** start DATA TO PROCESS **
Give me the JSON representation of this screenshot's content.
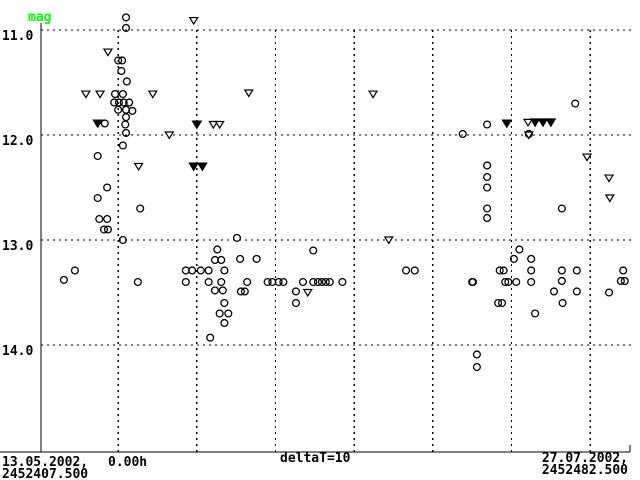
{
  "chart_data": {
    "type": "scatter",
    "title": "",
    "mag_label": "mag",
    "colors": {
      "mag_label": "#00FF00",
      "foreground": "#000000",
      "background": "#FFFFFF"
    },
    "y_axis": {
      "label": "mag",
      "ticks": [
        "11.0",
        "12.0",
        "13.0",
        "14.0"
      ],
      "tick_values": [
        11.0,
        12.0,
        13.0,
        14.0
      ],
      "range": [
        10.85,
        14.3
      ],
      "inverted": true,
      "grid": "dotted"
    },
    "x_axis": {
      "label_left_date": "13.05.2002,",
      "label_left_time": "0.00h",
      "label_left_jd": "2452407.500",
      "label_center": "deltaT=10",
      "label_right_date": "27.07.2002,",
      "label_right_jd": "2452482.500",
      "jd_start": 2452407.5,
      "jd_end": 2452482.5,
      "span_days": 75,
      "gridline_interval_days": 10,
      "grid": "dotted"
    },
    "legend": "none",
    "series": [
      {
        "name": "observations",
        "marker": "open-circle",
        "points_format": [
          "days_since_jd_start",
          "magnitude"
        ],
        "points": [
          [
            11.0,
            10.88
          ],
          [
            11.0,
            10.98
          ],
          [
            10.0,
            11.29
          ],
          [
            10.5,
            11.29
          ],
          [
            10.4,
            11.39
          ],
          [
            11.1,
            11.49
          ],
          [
            9.6,
            11.61
          ],
          [
            10.6,
            11.61
          ],
          [
            9.5,
            11.69
          ],
          [
            10.1,
            11.69
          ],
          [
            10.7,
            11.69
          ],
          [
            11.4,
            11.69
          ],
          [
            10.0,
            11.76
          ],
          [
            11.0,
            11.76
          ],
          [
            11.8,
            11.77
          ],
          [
            11.0,
            11.83
          ],
          [
            8.3,
            11.89
          ],
          [
            10.9,
            11.9
          ],
          [
            11.0,
            11.98
          ],
          [
            10.6,
            12.1
          ],
          [
            7.4,
            12.2
          ],
          [
            8.6,
            12.5
          ],
          [
            7.4,
            12.6
          ],
          [
            12.8,
            12.7
          ],
          [
            7.6,
            12.8
          ],
          [
            8.6,
            12.8
          ],
          [
            8.2,
            12.9
          ],
          [
            8.7,
            12.9
          ],
          [
            10.6,
            13.0
          ],
          [
            4.5,
            13.29
          ],
          [
            3.1,
            13.38
          ],
          [
            12.5,
            13.4
          ],
          [
            25.1,
            12.98
          ],
          [
            22.6,
            13.09
          ],
          [
            22.3,
            13.19
          ],
          [
            23.1,
            13.19
          ],
          [
            25.5,
            13.18
          ],
          [
            27.6,
            13.18
          ],
          [
            18.6,
            13.29
          ],
          [
            19.4,
            13.29
          ],
          [
            20.5,
            13.29
          ],
          [
            21.5,
            13.29
          ],
          [
            23.5,
            13.29
          ],
          [
            18.6,
            13.4
          ],
          [
            21.5,
            13.4
          ],
          [
            23.1,
            13.4
          ],
          [
            26.4,
            13.4
          ],
          [
            29.0,
            13.4
          ],
          [
            29.6,
            13.4
          ],
          [
            30.4,
            13.4
          ],
          [
            31.0,
            13.4
          ],
          [
            33.5,
            13.4
          ],
          [
            34.8,
            13.4
          ],
          [
            35.4,
            13.4
          ],
          [
            35.9,
            13.4
          ],
          [
            36.4,
            13.4
          ],
          [
            36.9,
            13.4
          ],
          [
            38.5,
            13.4
          ],
          [
            22.3,
            13.48
          ],
          [
            23.3,
            13.48
          ],
          [
            25.6,
            13.49
          ],
          [
            26.1,
            13.49
          ],
          [
            32.6,
            13.49
          ],
          [
            32.6,
            13.6
          ],
          [
            23.5,
            13.6
          ],
          [
            22.9,
            13.7
          ],
          [
            24.0,
            13.7
          ],
          [
            23.5,
            13.79
          ],
          [
            21.7,
            13.93
          ],
          [
            34.8,
            13.1
          ],
          [
            46.6,
            13.29
          ],
          [
            47.7,
            13.29
          ],
          [
            55.0,
            13.4
          ],
          [
            53.8,
            11.99
          ],
          [
            56.9,
            11.9
          ],
          [
            62.2,
            11.99
          ],
          [
            68.1,
            11.7
          ],
          [
            56.9,
            12.29
          ],
          [
            56.9,
            12.4
          ],
          [
            56.9,
            12.5
          ],
          [
            56.9,
            12.7
          ],
          [
            56.9,
            12.79
          ],
          [
            66.4,
            12.7
          ],
          [
            61.0,
            13.09
          ],
          [
            60.3,
            13.18
          ],
          [
            62.5,
            13.18
          ],
          [
            58.5,
            13.29
          ],
          [
            59.0,
            13.29
          ],
          [
            62.5,
            13.29
          ],
          [
            66.4,
            13.29
          ],
          [
            68.3,
            13.29
          ],
          [
            74.2,
            13.29
          ],
          [
            55.1,
            13.4
          ],
          [
            59.2,
            13.4
          ],
          [
            59.6,
            13.4
          ],
          [
            60.6,
            13.4
          ],
          [
            62.5,
            13.4
          ],
          [
            66.4,
            13.39
          ],
          [
            73.9,
            13.39
          ],
          [
            74.4,
            13.39
          ],
          [
            65.4,
            13.49
          ],
          [
            68.3,
            13.49
          ],
          [
            72.4,
            13.5
          ],
          [
            66.5,
            13.6
          ],
          [
            58.3,
            13.6
          ],
          [
            58.8,
            13.6
          ],
          [
            63.0,
            13.7
          ],
          [
            55.6,
            14.09
          ],
          [
            55.6,
            14.21
          ]
        ]
      },
      {
        "name": "open-triangles",
        "marker": "open-triangle-down",
        "points_format": [
          "days_since_jd_start",
          "magnitude"
        ],
        "points": [
          [
            19.6,
            10.91
          ],
          [
            8.7,
            11.21
          ],
          [
            5.9,
            11.61
          ],
          [
            7.7,
            11.61
          ],
          [
            14.4,
            11.61
          ],
          [
            26.6,
            11.6
          ],
          [
            42.4,
            11.61
          ],
          [
            22.1,
            11.9
          ],
          [
            22.9,
            11.9
          ],
          [
            16.5,
            12.0
          ],
          [
            12.6,
            12.3
          ],
          [
            44.4,
            13.0
          ],
          [
            34.1,
            13.5
          ],
          [
            62.1,
            11.88
          ],
          [
            62.2,
            12.0
          ],
          [
            69.6,
            12.21
          ],
          [
            72.4,
            12.41
          ],
          [
            72.5,
            12.6
          ]
        ]
      },
      {
        "name": "filled-triangles",
        "marker": "filled-triangle-down",
        "points_format": [
          "days_since_jd_start",
          "magnitude"
        ],
        "points": [
          [
            7.4,
            11.89
          ],
          [
            20.0,
            11.9
          ],
          [
            19.6,
            12.3
          ],
          [
            20.7,
            12.3
          ],
          [
            59.4,
            11.89
          ],
          [
            63.0,
            11.88
          ],
          [
            64.0,
            11.88
          ],
          [
            65.0,
            11.88
          ]
        ]
      }
    ]
  }
}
** end DATA TO PROCESS **
REQUEST.
What is needed is an exact reproduction of the data, pictures excluded.

ANSWER.
Give me the JSON representation of this screenshot's content.
{
  "chart_data": {
    "type": "scatter",
    "title": "",
    "mag_label": "mag",
    "colors": {
      "mag_label": "#00FF00",
      "foreground": "#000000",
      "background": "#FFFFFF"
    },
    "y_axis": {
      "label": "mag",
      "ticks": [
        "11.0",
        "12.0",
        "13.0",
        "14.0"
      ],
      "tick_values": [
        11.0,
        12.0,
        13.0,
        14.0
      ],
      "range": [
        10.85,
        14.3
      ],
      "inverted": true,
      "grid": "dotted"
    },
    "x_axis": {
      "label_left_date": "13.05.2002,",
      "label_left_time": "0.00h",
      "label_left_jd": "2452407.500",
      "label_center": "deltaT=10",
      "label_right_date": "27.07.2002,",
      "label_right_jd": "2452482.500",
      "jd_start": 2452407.5,
      "jd_end": 2452482.5,
      "span_days": 75,
      "gridline_interval_days": 10,
      "grid": "dotted"
    },
    "legend": "none",
    "series": [
      {
        "name": "observations",
        "marker": "open-circle",
        "points_format": [
          "days_since_jd_start",
          "magnitude"
        ],
        "points": [
          [
            11.0,
            10.88
          ],
          [
            11.0,
            10.98
          ],
          [
            10.0,
            11.29
          ],
          [
            10.5,
            11.29
          ],
          [
            10.4,
            11.39
          ],
          [
            11.1,
            11.49
          ],
          [
            9.6,
            11.61
          ],
          [
            10.6,
            11.61
          ],
          [
            9.5,
            11.69
          ],
          [
            10.1,
            11.69
          ],
          [
            10.7,
            11.69
          ],
          [
            11.4,
            11.69
          ],
          [
            10.0,
            11.76
          ],
          [
            11.0,
            11.76
          ],
          [
            11.8,
            11.77
          ],
          [
            11.0,
            11.83
          ],
          [
            8.3,
            11.89
          ],
          [
            10.9,
            11.9
          ],
          [
            11.0,
            11.98
          ],
          [
            10.6,
            12.1
          ],
          [
            7.4,
            12.2
          ],
          [
            8.6,
            12.5
          ],
          [
            7.4,
            12.6
          ],
          [
            12.8,
            12.7
          ],
          [
            7.6,
            12.8
          ],
          [
            8.6,
            12.8
          ],
          [
            8.2,
            12.9
          ],
          [
            8.7,
            12.9
          ],
          [
            10.6,
            13.0
          ],
          [
            4.5,
            13.29
          ],
          [
            3.1,
            13.38
          ],
          [
            12.5,
            13.4
          ],
          [
            25.1,
            12.98
          ],
          [
            22.6,
            13.09
          ],
          [
            22.3,
            13.19
          ],
          [
            23.1,
            13.19
          ],
          [
            25.5,
            13.18
          ],
          [
            27.6,
            13.18
          ],
          [
            18.6,
            13.29
          ],
          [
            19.4,
            13.29
          ],
          [
            20.5,
            13.29
          ],
          [
            21.5,
            13.29
          ],
          [
            23.5,
            13.29
          ],
          [
            18.6,
            13.4
          ],
          [
            21.5,
            13.4
          ],
          [
            23.1,
            13.4
          ],
          [
            26.4,
            13.4
          ],
          [
            29.0,
            13.4
          ],
          [
            29.6,
            13.4
          ],
          [
            30.4,
            13.4
          ],
          [
            31.0,
            13.4
          ],
          [
            33.5,
            13.4
          ],
          [
            34.8,
            13.4
          ],
          [
            35.4,
            13.4
          ],
          [
            35.9,
            13.4
          ],
          [
            36.4,
            13.4
          ],
          [
            36.9,
            13.4
          ],
          [
            38.5,
            13.4
          ],
          [
            22.3,
            13.48
          ],
          [
            23.3,
            13.48
          ],
          [
            25.6,
            13.49
          ],
          [
            26.1,
            13.49
          ],
          [
            32.6,
            13.49
          ],
          [
            32.6,
            13.6
          ],
          [
            23.5,
            13.6
          ],
          [
            22.9,
            13.7
          ],
          [
            24.0,
            13.7
          ],
          [
            23.5,
            13.79
          ],
          [
            21.7,
            13.93
          ],
          [
            34.8,
            13.1
          ],
          [
            46.6,
            13.29
          ],
          [
            47.7,
            13.29
          ],
          [
            55.0,
            13.4
          ],
          [
            53.8,
            11.99
          ],
          [
            56.9,
            11.9
          ],
          [
            62.2,
            11.99
          ],
          [
            68.1,
            11.7
          ],
          [
            56.9,
            12.29
          ],
          [
            56.9,
            12.4
          ],
          [
            56.9,
            12.5
          ],
          [
            56.9,
            12.7
          ],
          [
            56.9,
            12.79
          ],
          [
            66.4,
            12.7
          ],
          [
            61.0,
            13.09
          ],
          [
            60.3,
            13.18
          ],
          [
            62.5,
            13.18
          ],
          [
            58.5,
            13.29
          ],
          [
            59.0,
            13.29
          ],
          [
            62.5,
            13.29
          ],
          [
            66.4,
            13.29
          ],
          [
            68.3,
            13.29
          ],
          [
            74.2,
            13.29
          ],
          [
            55.1,
            13.4
          ],
          [
            59.2,
            13.4
          ],
          [
            59.6,
            13.4
          ],
          [
            60.6,
            13.4
          ],
          [
            62.5,
            13.4
          ],
          [
            66.4,
            13.39
          ],
          [
            73.9,
            13.39
          ],
          [
            74.4,
            13.39
          ],
          [
            65.4,
            13.49
          ],
          [
            68.3,
            13.49
          ],
          [
            72.4,
            13.5
          ],
          [
            66.5,
            13.6
          ],
          [
            58.3,
            13.6
          ],
          [
            58.8,
            13.6
          ],
          [
            63.0,
            13.7
          ],
          [
            55.6,
            14.09
          ],
          [
            55.6,
            14.21
          ]
        ]
      },
      {
        "name": "open-triangles",
        "marker": "open-triangle-down",
        "points_format": [
          "days_since_jd_start",
          "magnitude"
        ],
        "points": [
          [
            19.6,
            10.91
          ],
          [
            8.7,
            11.21
          ],
          [
            5.9,
            11.61
          ],
          [
            7.7,
            11.61
          ],
          [
            14.4,
            11.61
          ],
          [
            26.6,
            11.6
          ],
          [
            42.4,
            11.61
          ],
          [
            22.1,
            11.9
          ],
          [
            22.9,
            11.9
          ],
          [
            16.5,
            12.0
          ],
          [
            12.6,
            12.3
          ],
          [
            44.4,
            13.0
          ],
          [
            34.1,
            13.5
          ],
          [
            62.1,
            11.88
          ],
          [
            62.2,
            12.0
          ],
          [
            69.6,
            12.21
          ],
          [
            72.4,
            12.41
          ],
          [
            72.5,
            12.6
          ]
        ]
      },
      {
        "name": "filled-triangles",
        "marker": "filled-triangle-down",
        "points_format": [
          "days_since_jd_start",
          "magnitude"
        ],
        "points": [
          [
            7.4,
            11.89
          ],
          [
            20.0,
            11.9
          ],
          [
            19.6,
            12.3
          ],
          [
            20.7,
            12.3
          ],
          [
            59.4,
            11.89
          ],
          [
            63.0,
            11.88
          ],
          [
            64.0,
            11.88
          ],
          [
            65.0,
            11.88
          ]
        ]
      }
    ]
  }
}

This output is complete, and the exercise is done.